▸ **Given problem**
Would you repeat the listing exactly but omit every picture?

[START OF Extracted entries]

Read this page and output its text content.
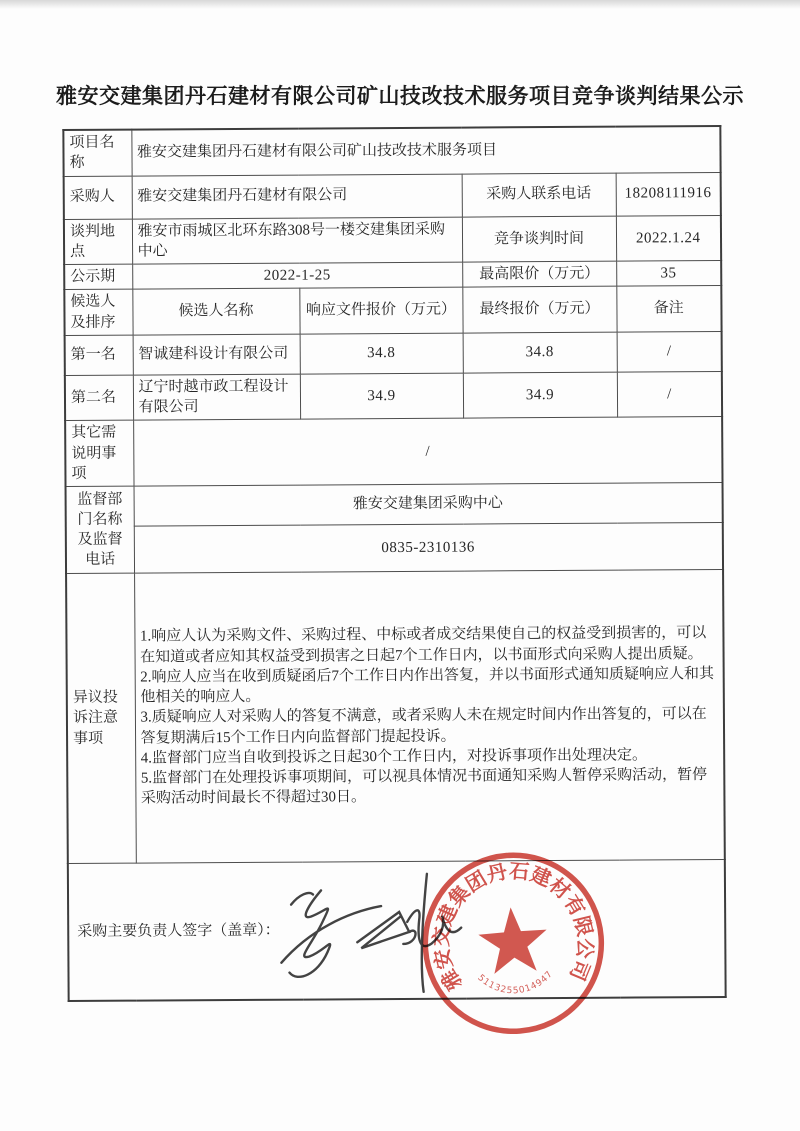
雅安交建集团丹石建材有限公司矿山技改技术服务项目竞争谈判结果公示
项目名称	雅安交建集团丹石建材有限公司矿山技改技术服务项目			
采购人	雅安交建集团丹石建材有限公司		采购人联系电话	18208111916
谈判地点	雅安市雨城区北环东路308号一楼交建集团采购中心		竞争谈判时间	2022.1.24
公示期	2022-1-25		最高限价（万元）	35
候选人及排序	候选人名称	响应文件报价（万元）	最终报价（万元）	备注
第一名	智诚建科设计有限公司	34.8	34.8	/
第二名	辽宁时越市政工程设计有限公司	34.9	34.9	/
其它需说明事项	/			
监督部门名称及监督电话	雅安交建集团采购中心			
	0835-2310136			
异议投诉注意事项	1.响应人认为采购文件、采购过程、中标或者成交结果使自己的权益受到损害的，可以在知道或者应知其权益受到损害之日起7个工作日内，以书面形式向采购人提出质疑。
2.响应人应当在收到质疑函后7个工作日内作出答复，并以书面形式通知质疑响应人和其他相关的响应人。
3.质疑响应人对采购人的答复不满意，或者采购人未在规定时间内作出答复的，可以在答复期满后15个工作日内向监督部门提起投诉。
4.监督部门应当自收到投诉之日起30个工作日内，对投诉事项作出处理决定。
5.监督部门在处理投诉事项期间，可以视具体情况书面通知采购人暂停采购活动，暂停采购活动时间最长不得超过30日。			

采购主要负责人签字（盖章）：
雅安交建集团丹石建材有限公司
5113255014947				
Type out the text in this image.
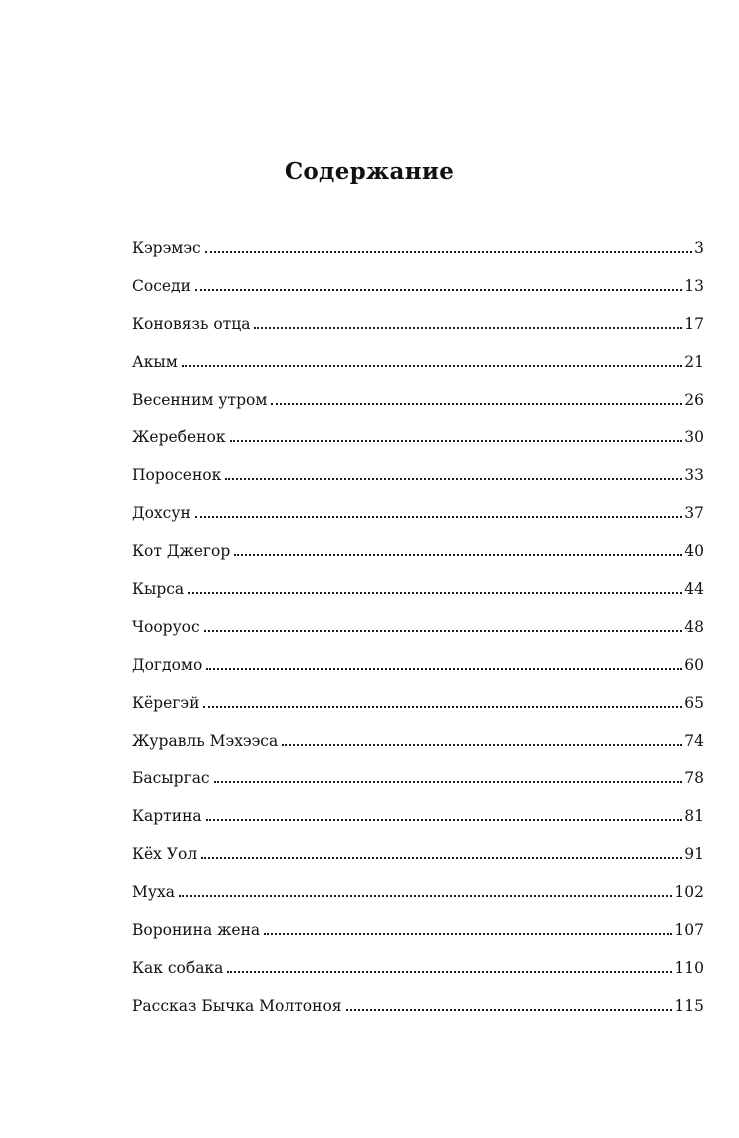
Содержание
Кэрэмэс	3
Соседи	13
Коновязь отца	17
Акым	21
Весенним утром	26
Жеребенок	30
Поросенок	33
Дохсун	37
Кот Джегор	40
Кырса	44
Чооруос	48
Догдомо	60
Кёрегэй	65
Журавль Мэхээса	74
Басыргас	78
Картина	81
Кёх Уол	91
Муха	102
Воронина жена	107
Как собака	110
Рассказ Бычка Молтоноя	115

[END OF Extracted entries]

▸ **Output of the exercise**
Read this page and output its text content.
雅安交建集团丹石建材有限公司矿山技改技术服务项目竞争谈判结果公示
项目名称	雅安交建集团丹石建材有限公司矿山技改技术服务项目			
采购人	雅安交建集团丹石建材有限公司		采购人联系电话	18208111916
谈判地点	雅安市雨城区北环东路308号一楼交建集团采购中心		竞争谈判时间	2022.1.24
公示期	2022-1-25		最高限价（万元）	35
候选人及排序	候选人名称	响应文件报价（万元）	最终报价（万元）	备注
第一名	智诚建科设计有限公司	34.8	34.8	/
第二名	辽宁时越市政工程设计有限公司	34.9	34.9	/
其它需说明事项	/			
监督部门名称及监督电话	雅安交建集团采购中心			
	0835-2310136			
异议投诉注意事项	1.响应人认为采购文件、采购过程、中标或者成交结果使自己的权益受到损害的，可以在知道或者应知其权益受到损害之日起7个工作日内，以书面形式向采购人提出质疑。
2.响应人应当在收到质疑函后7个工作日内作出答复，并以书面形式通知质疑响应人和其他相关的响应人。
3.质疑响应人对采购人的答复不满意，或者采购人未在规定时间内作出答复的，可以在答复期满后15个工作日内向监督部门提起投诉。
4.监督部门应当自收到投诉之日起30个工作日内，对投诉事项作出处理决定。
5.监督部门在处理投诉事项期间，可以视具体情况书面通知采购人暂停采购活动，暂停采购活动时间最长不得超过30日。			

采购主要负责人签字（盖章）：
雅安交建集团丹石建材有限公司
5113255014947				
Type out the text in this image.
Содержание
Кэрэмэс	3
Соседи	13
Коновязь отца	17
Акым	21
Весенним утром	26
Жеребенок	30
Поросенок	33
Дохсун	37
Кот Джегор	40
Кырса	44
Чооруос	48
Догдомо	60
Кёрегэй	65
Журавль Мэхээса	74
Басыргас	78
Картина	81
Кёх Уол	91
Муха	102
Воронина жена	107
Как собака	110
Рассказ Бычка Молтоноя	115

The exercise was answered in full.